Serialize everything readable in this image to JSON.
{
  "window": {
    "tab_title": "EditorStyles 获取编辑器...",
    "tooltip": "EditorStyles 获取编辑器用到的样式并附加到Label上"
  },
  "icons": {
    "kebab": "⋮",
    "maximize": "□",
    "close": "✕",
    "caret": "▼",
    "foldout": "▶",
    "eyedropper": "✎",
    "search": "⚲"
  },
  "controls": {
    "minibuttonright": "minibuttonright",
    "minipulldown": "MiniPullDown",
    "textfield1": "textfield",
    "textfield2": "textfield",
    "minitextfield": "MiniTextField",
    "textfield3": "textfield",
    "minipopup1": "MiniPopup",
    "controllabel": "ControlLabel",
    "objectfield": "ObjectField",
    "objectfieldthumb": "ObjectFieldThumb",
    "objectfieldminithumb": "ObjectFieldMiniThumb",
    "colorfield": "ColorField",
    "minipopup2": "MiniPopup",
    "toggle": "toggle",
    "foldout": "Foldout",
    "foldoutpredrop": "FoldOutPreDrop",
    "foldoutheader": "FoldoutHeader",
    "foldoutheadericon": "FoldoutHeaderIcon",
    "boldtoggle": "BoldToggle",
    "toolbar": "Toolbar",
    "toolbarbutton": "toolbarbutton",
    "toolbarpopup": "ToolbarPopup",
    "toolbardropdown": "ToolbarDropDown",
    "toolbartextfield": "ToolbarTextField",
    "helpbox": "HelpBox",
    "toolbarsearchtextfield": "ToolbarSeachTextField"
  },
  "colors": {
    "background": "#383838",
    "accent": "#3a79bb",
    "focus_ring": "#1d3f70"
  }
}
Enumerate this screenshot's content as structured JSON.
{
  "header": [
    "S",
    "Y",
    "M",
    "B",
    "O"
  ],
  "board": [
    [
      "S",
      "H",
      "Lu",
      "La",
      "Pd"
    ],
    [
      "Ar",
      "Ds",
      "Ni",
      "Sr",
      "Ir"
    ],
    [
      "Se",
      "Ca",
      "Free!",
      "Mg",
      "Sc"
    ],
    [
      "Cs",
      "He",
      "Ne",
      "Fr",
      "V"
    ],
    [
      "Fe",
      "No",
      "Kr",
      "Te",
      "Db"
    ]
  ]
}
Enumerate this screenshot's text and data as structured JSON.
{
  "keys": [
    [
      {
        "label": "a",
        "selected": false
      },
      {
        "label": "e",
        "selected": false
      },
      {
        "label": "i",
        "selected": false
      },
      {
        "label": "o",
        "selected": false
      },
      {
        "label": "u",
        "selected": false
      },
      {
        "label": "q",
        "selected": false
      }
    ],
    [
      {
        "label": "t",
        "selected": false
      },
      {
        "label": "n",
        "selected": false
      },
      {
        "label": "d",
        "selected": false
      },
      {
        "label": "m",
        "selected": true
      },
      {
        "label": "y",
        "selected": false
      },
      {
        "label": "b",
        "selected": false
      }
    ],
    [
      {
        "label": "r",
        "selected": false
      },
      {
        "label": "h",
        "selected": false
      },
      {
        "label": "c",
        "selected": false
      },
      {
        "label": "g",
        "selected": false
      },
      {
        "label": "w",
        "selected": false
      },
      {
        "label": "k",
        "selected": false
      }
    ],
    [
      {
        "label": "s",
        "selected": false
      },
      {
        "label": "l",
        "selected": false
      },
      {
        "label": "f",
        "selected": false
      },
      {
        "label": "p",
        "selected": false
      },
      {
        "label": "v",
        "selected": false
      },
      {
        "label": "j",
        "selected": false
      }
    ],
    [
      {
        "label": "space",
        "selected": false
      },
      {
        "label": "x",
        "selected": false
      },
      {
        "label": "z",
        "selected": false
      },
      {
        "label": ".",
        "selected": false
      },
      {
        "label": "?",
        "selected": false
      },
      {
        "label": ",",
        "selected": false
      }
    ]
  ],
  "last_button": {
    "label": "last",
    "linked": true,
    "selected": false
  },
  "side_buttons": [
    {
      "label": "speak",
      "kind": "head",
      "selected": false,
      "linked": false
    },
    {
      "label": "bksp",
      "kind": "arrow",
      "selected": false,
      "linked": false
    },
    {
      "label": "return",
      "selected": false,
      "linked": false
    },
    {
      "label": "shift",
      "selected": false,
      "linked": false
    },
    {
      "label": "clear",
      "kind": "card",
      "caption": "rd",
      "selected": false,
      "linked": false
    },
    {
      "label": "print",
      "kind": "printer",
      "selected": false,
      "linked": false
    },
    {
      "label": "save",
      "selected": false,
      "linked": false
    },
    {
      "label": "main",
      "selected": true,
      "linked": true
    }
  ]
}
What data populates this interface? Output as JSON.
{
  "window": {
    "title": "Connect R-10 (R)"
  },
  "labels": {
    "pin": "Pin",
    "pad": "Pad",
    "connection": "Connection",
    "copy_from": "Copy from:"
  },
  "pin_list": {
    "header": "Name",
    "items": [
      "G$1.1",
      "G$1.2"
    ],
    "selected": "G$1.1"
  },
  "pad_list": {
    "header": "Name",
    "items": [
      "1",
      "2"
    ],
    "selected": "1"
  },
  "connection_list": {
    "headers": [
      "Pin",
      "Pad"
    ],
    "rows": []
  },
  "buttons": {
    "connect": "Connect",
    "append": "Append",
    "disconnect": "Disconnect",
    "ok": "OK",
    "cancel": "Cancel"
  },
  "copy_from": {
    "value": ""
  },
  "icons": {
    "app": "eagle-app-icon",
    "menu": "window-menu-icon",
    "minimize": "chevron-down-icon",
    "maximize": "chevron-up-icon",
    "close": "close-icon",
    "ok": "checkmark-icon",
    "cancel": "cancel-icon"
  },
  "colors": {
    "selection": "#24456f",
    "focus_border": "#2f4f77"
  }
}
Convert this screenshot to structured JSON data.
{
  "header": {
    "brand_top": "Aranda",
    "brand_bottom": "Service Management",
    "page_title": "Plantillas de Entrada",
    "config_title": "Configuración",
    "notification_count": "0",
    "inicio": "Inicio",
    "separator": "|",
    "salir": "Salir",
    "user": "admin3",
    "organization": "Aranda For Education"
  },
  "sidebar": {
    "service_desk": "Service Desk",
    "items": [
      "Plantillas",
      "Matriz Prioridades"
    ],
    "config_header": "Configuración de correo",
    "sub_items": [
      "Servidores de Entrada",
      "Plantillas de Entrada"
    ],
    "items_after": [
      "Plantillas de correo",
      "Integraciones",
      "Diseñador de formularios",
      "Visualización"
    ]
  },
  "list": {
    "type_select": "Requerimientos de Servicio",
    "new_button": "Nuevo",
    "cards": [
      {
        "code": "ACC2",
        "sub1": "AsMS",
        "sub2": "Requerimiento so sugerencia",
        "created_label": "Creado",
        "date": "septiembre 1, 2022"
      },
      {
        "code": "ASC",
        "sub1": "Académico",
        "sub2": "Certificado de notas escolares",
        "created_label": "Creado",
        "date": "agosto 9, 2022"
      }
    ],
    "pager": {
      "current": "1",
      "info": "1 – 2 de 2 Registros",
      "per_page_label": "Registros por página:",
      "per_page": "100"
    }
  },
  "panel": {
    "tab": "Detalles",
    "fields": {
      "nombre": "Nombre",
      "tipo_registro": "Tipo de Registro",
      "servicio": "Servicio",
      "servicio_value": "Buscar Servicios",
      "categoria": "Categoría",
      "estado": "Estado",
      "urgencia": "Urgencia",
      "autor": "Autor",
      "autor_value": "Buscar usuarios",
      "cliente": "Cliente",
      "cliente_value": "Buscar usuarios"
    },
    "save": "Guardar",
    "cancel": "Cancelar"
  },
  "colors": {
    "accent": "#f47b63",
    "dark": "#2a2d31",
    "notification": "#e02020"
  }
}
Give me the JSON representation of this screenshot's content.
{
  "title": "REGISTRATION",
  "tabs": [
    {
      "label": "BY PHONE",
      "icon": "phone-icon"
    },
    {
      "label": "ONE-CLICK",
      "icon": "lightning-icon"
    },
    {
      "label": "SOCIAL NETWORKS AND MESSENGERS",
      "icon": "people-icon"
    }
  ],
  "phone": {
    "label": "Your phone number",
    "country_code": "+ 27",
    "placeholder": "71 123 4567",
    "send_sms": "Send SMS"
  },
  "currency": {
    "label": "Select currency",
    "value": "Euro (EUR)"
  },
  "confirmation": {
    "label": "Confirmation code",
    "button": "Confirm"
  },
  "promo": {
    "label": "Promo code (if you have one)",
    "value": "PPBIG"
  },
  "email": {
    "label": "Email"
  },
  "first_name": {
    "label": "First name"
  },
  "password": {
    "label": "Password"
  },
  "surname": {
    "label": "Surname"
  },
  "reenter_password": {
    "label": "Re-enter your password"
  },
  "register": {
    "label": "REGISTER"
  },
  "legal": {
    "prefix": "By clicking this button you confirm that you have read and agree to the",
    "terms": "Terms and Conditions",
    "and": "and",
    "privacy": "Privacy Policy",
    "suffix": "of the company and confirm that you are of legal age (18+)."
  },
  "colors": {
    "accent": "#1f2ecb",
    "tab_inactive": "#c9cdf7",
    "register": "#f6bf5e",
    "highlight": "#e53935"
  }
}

§ REQUEST: Gather all lines where the word "structured" appears.

§ CORRECT OUTPUT:
Enumerate this screenshot's content as structured JSON.
Enumerate this screenshot's text and data as structured JSON.
Convert this screenshot to structured JSON data.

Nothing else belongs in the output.